-- Begin Exercise inputs --

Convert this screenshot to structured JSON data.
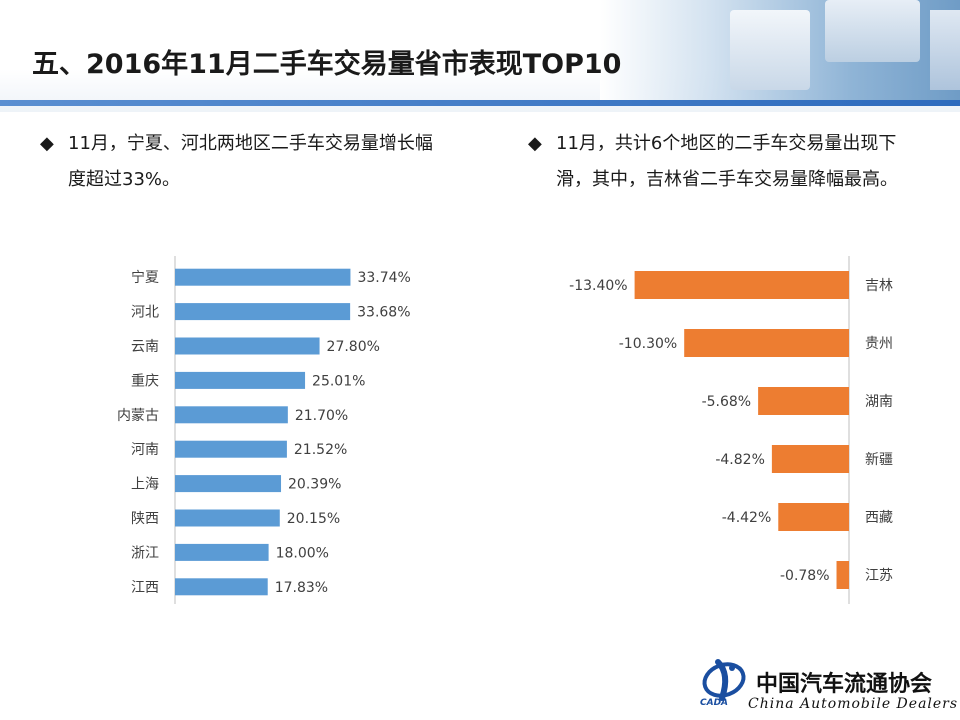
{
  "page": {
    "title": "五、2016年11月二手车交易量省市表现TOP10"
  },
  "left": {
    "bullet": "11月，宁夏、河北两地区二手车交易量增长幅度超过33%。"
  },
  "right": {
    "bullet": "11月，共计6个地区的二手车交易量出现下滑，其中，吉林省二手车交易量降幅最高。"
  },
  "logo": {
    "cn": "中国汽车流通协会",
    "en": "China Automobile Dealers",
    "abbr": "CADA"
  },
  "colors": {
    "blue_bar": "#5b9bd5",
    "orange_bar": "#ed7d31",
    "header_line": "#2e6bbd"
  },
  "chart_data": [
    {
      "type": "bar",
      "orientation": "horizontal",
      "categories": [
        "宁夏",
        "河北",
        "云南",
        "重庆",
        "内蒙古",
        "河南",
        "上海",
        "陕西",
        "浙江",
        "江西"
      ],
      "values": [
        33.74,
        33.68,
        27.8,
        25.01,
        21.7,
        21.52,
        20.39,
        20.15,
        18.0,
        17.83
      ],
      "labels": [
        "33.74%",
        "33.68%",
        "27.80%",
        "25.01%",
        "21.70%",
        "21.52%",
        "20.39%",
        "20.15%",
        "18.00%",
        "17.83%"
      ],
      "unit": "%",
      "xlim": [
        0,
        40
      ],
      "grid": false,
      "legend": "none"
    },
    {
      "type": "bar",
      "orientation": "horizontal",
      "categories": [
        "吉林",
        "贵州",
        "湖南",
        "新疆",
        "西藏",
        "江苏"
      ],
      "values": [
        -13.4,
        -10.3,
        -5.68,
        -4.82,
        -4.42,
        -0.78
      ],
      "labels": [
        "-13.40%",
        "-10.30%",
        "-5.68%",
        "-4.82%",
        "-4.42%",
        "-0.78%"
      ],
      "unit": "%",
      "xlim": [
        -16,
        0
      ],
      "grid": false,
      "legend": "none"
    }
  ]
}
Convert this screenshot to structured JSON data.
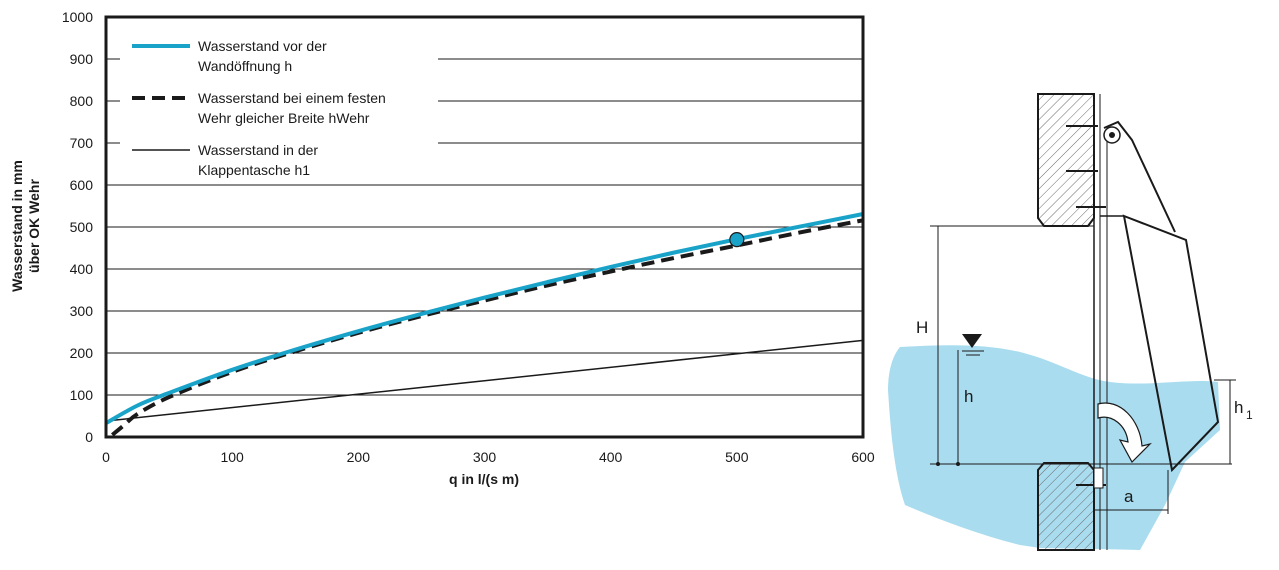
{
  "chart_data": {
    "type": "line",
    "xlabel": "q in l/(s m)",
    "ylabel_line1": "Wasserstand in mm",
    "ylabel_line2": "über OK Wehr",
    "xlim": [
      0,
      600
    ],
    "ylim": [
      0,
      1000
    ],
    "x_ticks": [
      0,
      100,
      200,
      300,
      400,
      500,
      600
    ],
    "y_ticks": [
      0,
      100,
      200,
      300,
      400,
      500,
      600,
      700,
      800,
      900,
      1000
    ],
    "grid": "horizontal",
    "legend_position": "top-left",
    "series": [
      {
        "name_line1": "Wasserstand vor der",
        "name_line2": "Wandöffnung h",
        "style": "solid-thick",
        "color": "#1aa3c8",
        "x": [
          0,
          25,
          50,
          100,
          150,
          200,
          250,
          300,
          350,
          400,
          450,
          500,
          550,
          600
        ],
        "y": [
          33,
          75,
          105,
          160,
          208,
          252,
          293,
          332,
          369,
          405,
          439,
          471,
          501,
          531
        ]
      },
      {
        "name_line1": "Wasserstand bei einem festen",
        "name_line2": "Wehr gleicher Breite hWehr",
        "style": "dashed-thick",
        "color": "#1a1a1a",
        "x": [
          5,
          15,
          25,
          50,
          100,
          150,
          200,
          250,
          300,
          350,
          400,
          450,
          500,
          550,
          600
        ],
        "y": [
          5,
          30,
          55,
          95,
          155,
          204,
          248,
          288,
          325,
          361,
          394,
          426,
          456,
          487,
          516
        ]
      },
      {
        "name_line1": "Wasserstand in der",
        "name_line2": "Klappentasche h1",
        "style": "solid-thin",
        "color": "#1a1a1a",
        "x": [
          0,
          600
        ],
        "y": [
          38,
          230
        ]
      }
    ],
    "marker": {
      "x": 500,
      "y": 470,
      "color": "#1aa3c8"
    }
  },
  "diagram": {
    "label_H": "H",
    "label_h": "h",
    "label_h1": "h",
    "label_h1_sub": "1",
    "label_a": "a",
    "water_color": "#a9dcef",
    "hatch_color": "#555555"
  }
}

-- End Exercise inputs --

• What you need to do:
Leave out the pictures and give the rest of the records again exactly.

• Correct answer:
Convert this screenshot to structured JSON data.
{
  "page": {
    "title": "五、2016年11月二手车交易量省市表现TOP10"
  },
  "left": {
    "bullet": "11月，宁夏、河北两地区二手车交易量增长幅度超过33%。"
  },
  "right": {
    "bullet": "11月，共计6个地区的二手车交易量出现下滑，其中，吉林省二手车交易量降幅最高。"
  },
  "logo": {
    "cn": "中国汽车流通协会",
    "en": "China Automobile Dealers",
    "abbr": "CADA"
  },
  "colors": {
    "blue_bar": "#5b9bd5",
    "orange_bar": "#ed7d31",
    "header_line": "#2e6bbd"
  },
  "chart_data": [
    {
      "type": "bar",
      "orientation": "horizontal",
      "categories": [
        "宁夏",
        "河北",
        "云南",
        "重庆",
        "内蒙古",
        "河南",
        "上海",
        "陕西",
        "浙江",
        "江西"
      ],
      "values": [
        33.74,
        33.68,
        27.8,
        25.01,
        21.7,
        21.52,
        20.39,
        20.15,
        18.0,
        17.83
      ],
      "labels": [
        "33.74%",
        "33.68%",
        "27.80%",
        "25.01%",
        "21.70%",
        "21.52%",
        "20.39%",
        "20.15%",
        "18.00%",
        "17.83%"
      ],
      "unit": "%",
      "xlim": [
        0,
        40
      ],
      "grid": false,
      "legend": "none"
    },
    {
      "type": "bar",
      "orientation": "horizontal",
      "categories": [
        "吉林",
        "贵州",
        "湖南",
        "新疆",
        "西藏",
        "江苏"
      ],
      "values": [
        -13.4,
        -10.3,
        -5.68,
        -4.82,
        -4.42,
        -0.78
      ],
      "labels": [
        "-13.40%",
        "-10.30%",
        "-5.68%",
        "-4.82%",
        "-4.42%",
        "-0.78%"
      ],
      "unit": "%",
      "xlim": [
        -16,
        0
      ],
      "grid": false,
      "legend": "none"
    }
  ]
}
Convert this screenshot to structured JSON data.
{
  "chart_data": {
    "type": "line",
    "xlabel": "q in l/(s m)",
    "ylabel_line1": "Wasserstand in mm",
    "ylabel_line2": "über OK Wehr",
    "xlim": [
      0,
      600
    ],
    "ylim": [
      0,
      1000
    ],
    "x_ticks": [
      0,
      100,
      200,
      300,
      400,
      500,
      600
    ],
    "y_ticks": [
      0,
      100,
      200,
      300,
      400,
      500,
      600,
      700,
      800,
      900,
      1000
    ],
    "grid": "horizontal",
    "legend_position": "top-left",
    "series": [
      {
        "name_line1": "Wasserstand vor der",
        "name_line2": "Wandöffnung h",
        "style": "solid-thick",
        "color": "#1aa3c8",
        "x": [
          0,
          25,
          50,
          100,
          150,
          200,
          250,
          300,
          350,
          400,
          450,
          500,
          550,
          600
        ],
        "y": [
          33,
          75,
          105,
          160,
          208,
          252,
          293,
          332,
          369,
          405,
          439,
          471,
          501,
          531
        ]
      },
      {
        "name_line1": "Wasserstand bei einem festen",
        "name_line2": "Wehr gleicher Breite hWehr",
        "style": "dashed-thick",
        "color": "#1a1a1a",
        "x": [
          5,
          15,
          25,
          50,
          100,
          150,
          200,
          250,
          300,
          350,
          400,
          450,
          500,
          550,
          600
        ],
        "y": [
          5,
          30,
          55,
          95,
          155,
          204,
          248,
          288,
          325,
          361,
          394,
          426,
          456,
          487,
          516
        ]
      },
      {
        "name_line1": "Wasserstand in der",
        "name_line2": "Klappentasche h1",
        "style": "solid-thin",
        "color": "#1a1a1a",
        "x": [
          0,
          600
        ],
        "y": [
          38,
          230
        ]
      }
    ],
    "marker": {
      "x": 500,
      "y": 470,
      "color": "#1aa3c8"
    }
  },
  "diagram": {
    "label_H": "H",
    "label_h": "h",
    "label_h1": "h",
    "label_h1_sub": "1",
    "label_a": "a",
    "water_color": "#a9dcef",
    "hatch_color": "#555555"
  }
}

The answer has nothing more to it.